───── DATASET RECORDS ─────

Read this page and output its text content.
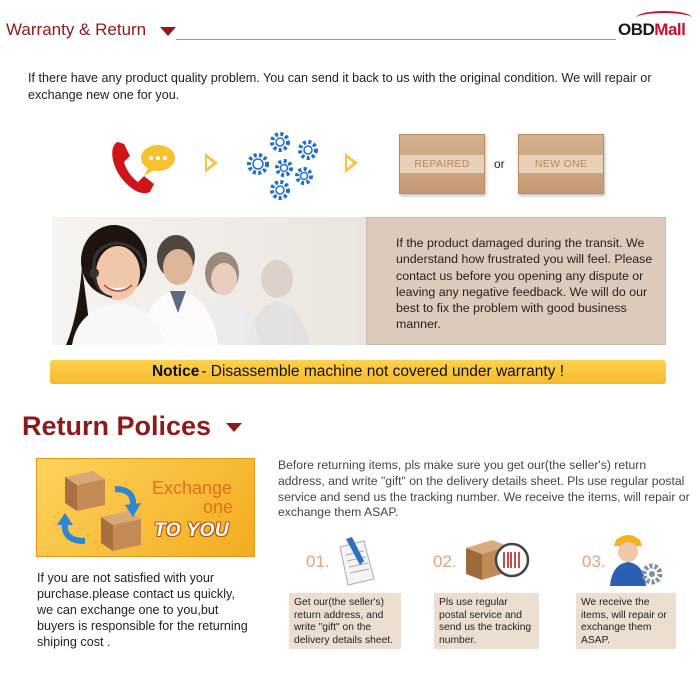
Warranty & Return	OBDMall
If there have any product quality problem. You can send it back to us with the original condition. We will repair or exchange new one for you.
REPAIRED	or	NEW ONE
If the product damaged during the transit. We understand how frustrated you will feel. Please contact us before you opening any dispute or leaving any negative feedback. We will do our best to fix the problem with good business manner.
Notice - Disassemble machine not covered under warranty !
Return Polices
Exchange
one
TO YOU
Before returning items, pls make sure you get our(the seller's) return address, and write "gift" on the delivery details sheet. Pls use regular postal service and send us the tracking number. We receive the items, will repair or exchange them ASAP.
If you are not satisfied with your purchase.please contact us quickly, we can exchange one to you,but buyers is responsible for the returning shiping cost .
01.
Get our(the seller's) return address, and write "gift" on the delivery details sheet.
02.
Pls use regular postal service and send us the tracking number.
03.
We receive the items, will repair or exchange them ASAP.
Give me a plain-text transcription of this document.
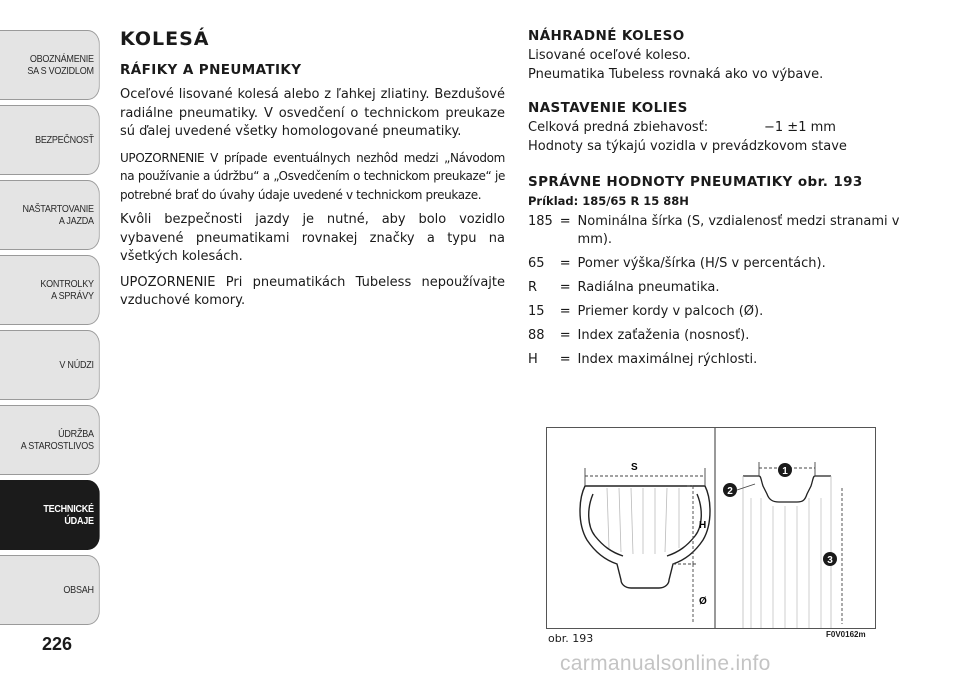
OBOZNÁMENIE
SA S VOZIDLOM
BEZPEČNOSŤ
NAŠTARTOVANIE
A JAZDA
KONTROLKY
A SPRÁVY
V NÚDZI
ÚDRŽBA
A STAROSTLIVOS
TECHNICKÉ
ÚDAJE
OBSAH
226
KOLESÁ
RÁFIKY A PNEUMATIKY

Oceľové lisované kolesá alebo z ľahkej zliatiny. Bezdušové radiálne pneumatiky. V osvedčení o technickom preukaze sú ďalej uvedené všetky homologované pneumatiky.

UPOZORNENIE V prípade eventuálnych nezhôd medzi „Návodom na používanie a údržbu“ a „Osvedčením o technickom preukaze“ je potrebné brať do úvahy údaje uvedené v technickom preukaze.

Kvôli bezpečnosti jazdy je nutné, aby bolo vozidlo vybavené pneumatikami rovnakej značky a typu na všetkých kolesách.

UPOZORNENIE Pri pneumatikách Tubeless nepoužívajte vzduchové komory.

NÁHRADNÉ KOLESO
Lisované oceľové koleso.
Pneumatika Tubeless rovnaká ako vo výbave.
NASTAVENIE KOLIES
Celková predná zbiehavosť:	−1 ±1 mm
Hodnoty sa týkajú vozidla v prevádzkovom stave
SPRÁVNE HODNOTY PNEUMATIKY obr. 193
Príklad: 185/65 R 15 88H
185	=	Nominálna šírka (S, vzdialenosť medzi stranami v mm).
65	=	Pomer výška/šírka (H/S v percentách).
R	=	Radiálna pneumatika.
15	=	Priemer kordy v palcoch (Ø).
88	=	Index zaťaženia (nosnosť).
H	=	Index maximálnej rýchlosti.
S
H
Ø
1
2
3
obr. 193	F0V0162m
carmanualsonline.info
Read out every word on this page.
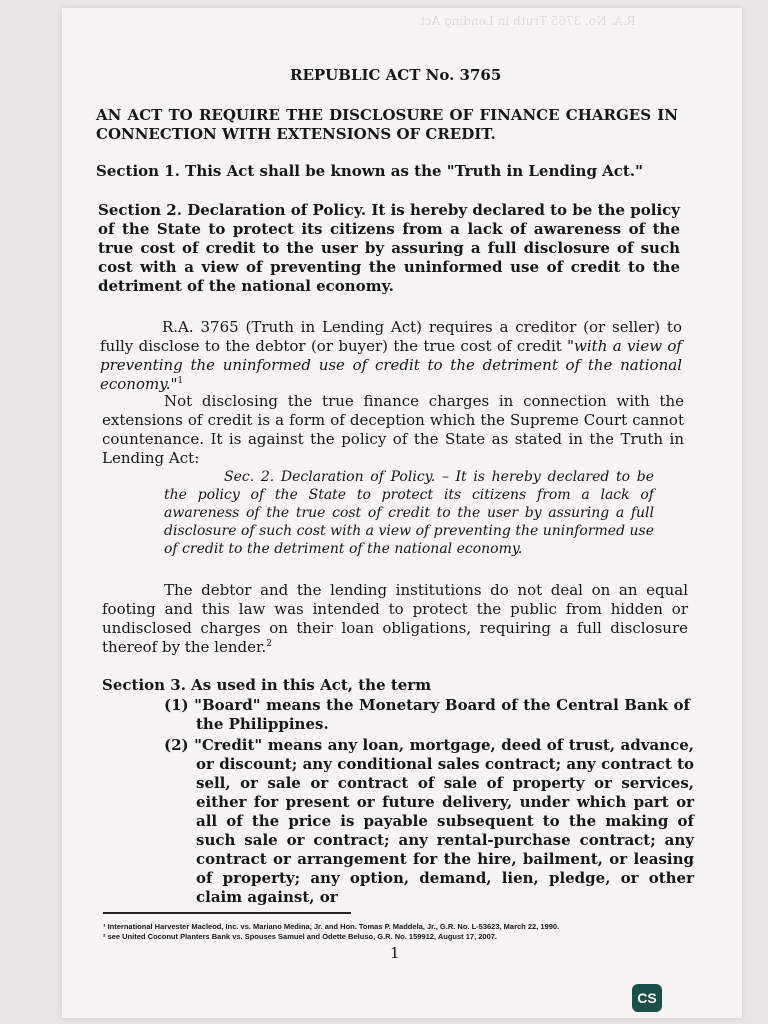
R.A. No. 3765 Truth in Lending Act
REPUBLIC ACT No. 3765
AN ACT TO REQUIRE THE DISCLOSURE OF FINANCE CHARGES IN CONNECTION WITH EXTENSIONS OF CREDIT.
Section 1. This Act shall be known as the "Truth in Lending Act."
Section 2. Declaration of Policy. It is hereby declared to be the policy of the State to protect its citizens from a lack of awareness of the true cost of credit to the user by assuring a full disclosure of such cost with a view of preventing the uninformed use of credit to the detriment of the national economy.
R.A. 3765 (Truth in Lending Act) requires a creditor (or seller) to fully disclose to the debtor (or buyer) the true cost of credit "with a view of preventing the uninformed use of credit to the detriment of the national economy."$^1$
Not disclosing the true finance charges in connection with the extensions of credit is a form of deception which the Supreme Court cannot countenance. It is against the policy of the State as stated in the Truth in Lending Act:
Sec. 2. Declaration of Policy. – It is hereby declared to be the policy of the State to protect its citizens from a lack of awareness of the true cost of credit to the user by assuring a full disclosure of such cost with a view of preventing the uninformed use of credit to the detriment of the national economy.
The debtor and the lending institutions do not deal on an equal footing and this law was intended to protect the public from hidden or undisclosed charges on their loan obligations, requiring a full disclosure thereof by the lender.$^2$
Section 3. As used in this Act, the term
(1) "Board" means the Monetary Board of the Central Bank of the Philippines.
(2) "Credit" means any loan, mortgage, deed of trust, advance, or discount; any conditional sales contract; any contract to sell, or sale or contract of sale of property or services, either for present or future delivery, under which part or all of the price is payable subsequent to the making of such sale or contract; any rental-purchase contract; any contract or arrangement for the hire, bailment, or leasing of property; any option, demand, lien, pledge, or other claim against, or
¹ International Harvester Macleod, Inc. vs. Mariano Medina, Jr. and Hon. Tomas P. Maddela, Jr., G.R. No. L-53623, March 22, 1990.
² see United Coconut Planters Bank vs. Spouses Samuel and Odette Beluso, G.R. No. 159912, August 17, 2007.
1
CS
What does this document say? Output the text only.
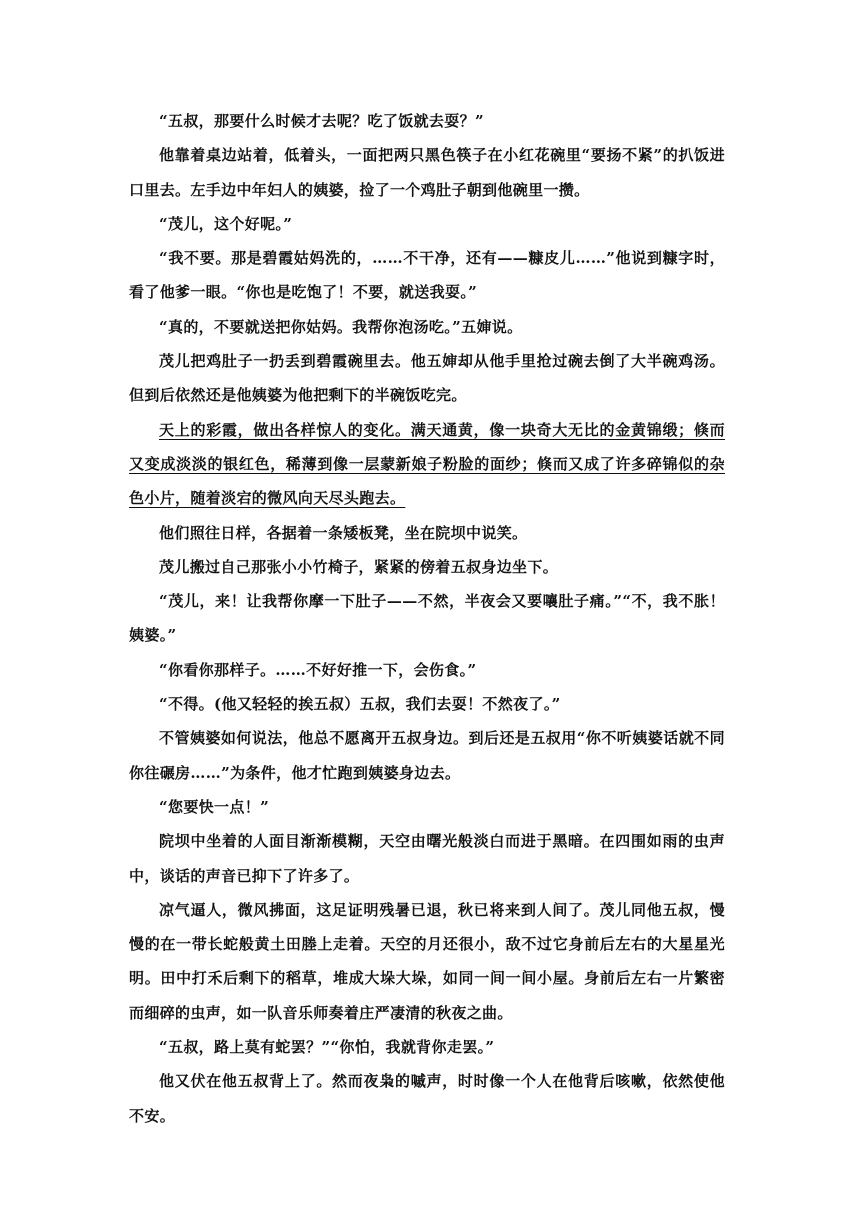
“五叔，那要什么时候才去呢？吃了饭就去耍？”

他靠着桌边站着，低着头，一面把两只黑色筷子在小红花碗里“要扬不紧”的扒饭进口里去。左手边中年妇人的姨婆，捡了一个鸡肚子朝到他碗里一攒。

“茂儿，这个好呢。”

“我不要。那是碧霞姑妈洗的，……不干净，还有——糠皮儿……”他说到糠字时，看了他爹一眼。“你也是吃饱了！不要，就送我耍。”

“真的，不要就送把你姑妈。我帮你泡汤吃。”五婶说。

茂儿把鸡肚子一扔丢到碧霞碗里去。他五婶却从他手里抢过碗去倒了大半碗鸡汤。但到后依然还是他姨婆为他把剩下的半碗饭吃完。

天上的彩霞，做出各样惊人的变化。满天通黄，像一块奇大无比的金黄锦缎；倏而又变成淡淡的银红色，稀薄到像一层蒙新娘子粉脸的面纱；倏而又成了许多碎锦似的杂色小片，随着淡宕的微风向天尽头跑去。

他们照往日样，各据着一条矮板凳，坐在院坝中说笑。

茂儿搬过自己那张小小竹椅子，紧紧的傍着五叔身边坐下。

“茂儿，来！让我帮你摩一下肚子——不然，半夜会又要嚷肚子痛。”“不，我不胀！姨婆。”

“你看你那样子。……不好好推一下，会伤食。”

“不得。(他又轻轻的挨五叔）五叔，我们去耍！不然夜了。”

不管姨婆如何说法，他总不愿离开五叔身边。到后还是五叔用“你不听姨婆话就不同你往碾房……”为条件，他才忙跑到姨婆身边去。

“您要快一点！”

院坝中坐着的人面目渐渐模糊，天空由曙光般淡白而进于黑暗。在四围如雨的虫声中，谈话的声音已抑下了许多了。

凉气逼人，微风拂面，这足证明残暑已退，秋已将来到人间了。茂儿同他五叔，慢慢的在一带长蛇般黄土田塍上走着。天空的月还很小，敌不过它身前后左右的大星星光明。田中打禾后剩下的稻草，堆成大垛大垛，如同一间一间小屋。身前后左右一片繁密而细碎的虫声，如一队音乐师奏着庄严凄清的秋夜之曲。

“五叔，路上莫有蛇罢？”“你怕，我就背你走罢。”

他又伏在他五叔背上了。然而夜枭的嘁声，时时像一个人在他背后咳嗽，依然使他不安。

─────

## REQUIREMENTS
Retype all of the entries exactly as written, leaving out any images.

## EXERCISE RESULT
Read this page and output its text content.
Warranty & Return	OBDMall
If there have any product quality problem. You can send it back to us with the original condition. We will repair or exchange new one for you.
REPAIRED	or	NEW ONE
If the product damaged during the transit. We understand how frustrated you will feel. Please contact us before you opening any dispute or leaving any negative feedback. We will do our best to fix the problem with good business manner.
Notice - Disassemble machine not covered under warranty !
Return Polices
Exchange
one
TO YOU
Before returning items, pls make sure you get our(the seller's) return address, and write "gift" on the delivery details sheet. Pls use regular postal service and send us the tracking number. We receive the items, will repair or exchange them ASAP.
If you are not satisfied with your purchase.please contact us quickly, we can exchange one to you,but buyers is responsible for the returning shiping cost .
01.
Get our(the seller's) return address, and write "gift" on the delivery details sheet.
02.
Pls use regular postal service and send us the tracking number.
03.
We receive the items, will repair or exchange them ASAP.
Give me a plain-text transcription of this document.
OBOZNÁMENIE
SA S VOZIDLOM
BEZPEČNOSŤ
NAŠTARTOVANIE
A JAZDA
KONTROLKY
A SPRÁVY
V NÚDZI
ÚDRŽBA
A STAROSTLIVOS
TECHNICKÉ
ÚDAJE
OBSAH
226
KOLESÁ
RÁFIKY A PNEUMATIKY

Oceľové lisované kolesá alebo z ľahkej zliatiny. Bezdušové radiálne pneumatiky. V osvedčení o technickom preukaze sú ďalej uvedené všetky homologované pneumatiky.

UPOZORNENIE V prípade eventuálnych nezhôd medzi „Návodom na používanie a údržbu“ a „Osvedčením o technickom preukaze“ je potrebné brať do úvahy údaje uvedené v technickom preukaze.

Kvôli bezpečnosti jazdy je nutné, aby bolo vozidlo vybavené pneumatikami rovnakej značky a typu na všetkých kolesách.

UPOZORNENIE Pri pneumatikách Tubeless nepoužívajte vzduchové komory.

NÁHRADNÉ KOLESO
Lisované oceľové koleso.
Pneumatika Tubeless rovnaká ako vo výbave.
NASTAVENIE KOLIES
Celková predná zbiehavosť:	−1 ±1 mm
Hodnoty sa týkajú vozidla v prevádzkovom stave
SPRÁVNE HODNOTY PNEUMATIKY obr. 193
Príklad: 185/65 R 15 88H
185	=	Nominálna šírka (S, vzdialenosť medzi stranami v mm).
65	=	Pomer výška/šírka (H/S v percentách).
R	=	Radiálna pneumatika.
15	=	Priemer kordy v palcoch (Ø).
88	=	Index zaťaženia (nosnosť).
H	=	Index maximálnej rýchlosti.
S
H
Ø
1
2
3
obr. 193	F0V0162m
carmanualsonline.info
Read out every word on this page.
R.A. No. 3765 Truth in Lending Act
REPUBLIC ACT No. 3765
AN ACT TO REQUIRE THE DISCLOSURE OF FINANCE CHARGES IN CONNECTION WITH EXTENSIONS OF CREDIT.
Section 1. This Act shall be known as the "Truth in Lending Act."
Section 2. Declaration of Policy. It is hereby declared to be the policy of the State to protect its citizens from a lack of awareness of the true cost of credit to the user by assuring a full disclosure of such cost with a view of preventing the uninformed use of credit to the detriment of the national economy.
R.A. 3765 (Truth in Lending Act) requires a creditor (or seller) to fully disclose to the debtor (or buyer) the true cost of credit "with a view of preventing the uninformed use of credit to the detriment of the national economy."$^1$
Not disclosing the true finance charges in connection with the extensions of credit is a form of deception which the Supreme Court cannot countenance. It is against the policy of the State as stated in the Truth in Lending Act:
Sec. 2. Declaration of Policy. – It is hereby declared to be the policy of the State to protect its citizens from a lack of awareness of the true cost of credit to the user by assuring a full disclosure of such cost with a view of preventing the uninformed use of credit to the detriment of the national economy.
The debtor and the lending institutions do not deal on an equal footing and this law was intended to protect the public from hidden or undisclosed charges on their loan obligations, requiring a full disclosure thereof by the lender.$^2$
Section 3. As used in this Act, the term
(1) "Board" means the Monetary Board of the Central Bank of the Philippines.
(2) "Credit" means any loan, mortgage, deed of trust, advance, or discount; any conditional sales contract; any contract to sell, or sale or contract of sale of property or services, either for present or future delivery, under which part or all of the price is payable subsequent to the making of such sale or contract; any rental-purchase contract; any contract or arrangement for the hire, bailment, or leasing of property; any option, demand, lien, pledge, or other claim against, or
¹ International Harvester Macleod, Inc. vs. Mariano Medina, Jr. and Hon. Tomas P. Maddela, Jr., G.R. No. L-53623, March 22, 1990.
² see United Coconut Planters Bank vs. Spouses Samuel and Odette Beluso, G.R. No. 159912, August 17, 2007.
1
CS
What does this document say? Output the text only.
“五叔，那要什么时候才去呢？吃了饭就去耍？”

他靠着桌边站着，低着头，一面把两只黑色筷子在小红花碗里“要扬不紧”的扒饭进口里去。左手边中年妇人的姨婆，捡了一个鸡肚子朝到他碗里一攒。

“茂儿，这个好呢。”

“我不要。那是碧霞姑妈洗的，……不干净，还有——糠皮儿……”他说到糠字时，看了他爹一眼。“你也是吃饱了！不要，就送我耍。”

“真的，不要就送把你姑妈。我帮你泡汤吃。”五婶说。

茂儿把鸡肚子一扔丢到碧霞碗里去。他五婶却从他手里抢过碗去倒了大半碗鸡汤。但到后依然还是他姨婆为他把剩下的半碗饭吃完。

天上的彩霞，做出各样惊人的变化。满天通黄，像一块奇大无比的金黄锦缎；倏而又变成淡淡的银红色，稀薄到像一层蒙新娘子粉脸的面纱；倏而又成了许多碎锦似的杂色小片，随着淡宕的微风向天尽头跑去。

他们照往日样，各据着一条矮板凳，坐在院坝中说笑。

茂儿搬过自己那张小小竹椅子，紧紧的傍着五叔身边坐下。

“茂儿，来！让我帮你摩一下肚子——不然，半夜会又要嚷肚子痛。”“不，我不胀！姨婆。”

“你看你那样子。……不好好推一下，会伤食。”

“不得。(他又轻轻的挨五叔）五叔，我们去耍！不然夜了。”

不管姨婆如何说法，他总不愿离开五叔身边。到后还是五叔用“你不听姨婆话就不同你往碾房……”为条件，他才忙跑到姨婆身边去。

“您要快一点！”

院坝中坐着的人面目渐渐模糊，天空由曙光般淡白而进于黑暗。在四围如雨的虫声中，谈话的声音已抑下了许多了。

凉气逼人，微风拂面，这足证明残暑已退，秋已将来到人间了。茂儿同他五叔，慢慢的在一带长蛇般黄土田塍上走着。天空的月还很小，敌不过它身前后左右的大星星光明。田中打禾后剩下的稻草，堆成大垛大垛，如同一间一间小屋。身前后左右一片繁密而细碎的虫声，如一队音乐师奏着庄严凄清的秋夜之曲。

“五叔，路上莫有蛇罢？”“你怕，我就背你走罢。”

他又伏在他五叔背上了。然而夜枭的嘁声，时时像一个人在他背后咳嗽，依然使他不安。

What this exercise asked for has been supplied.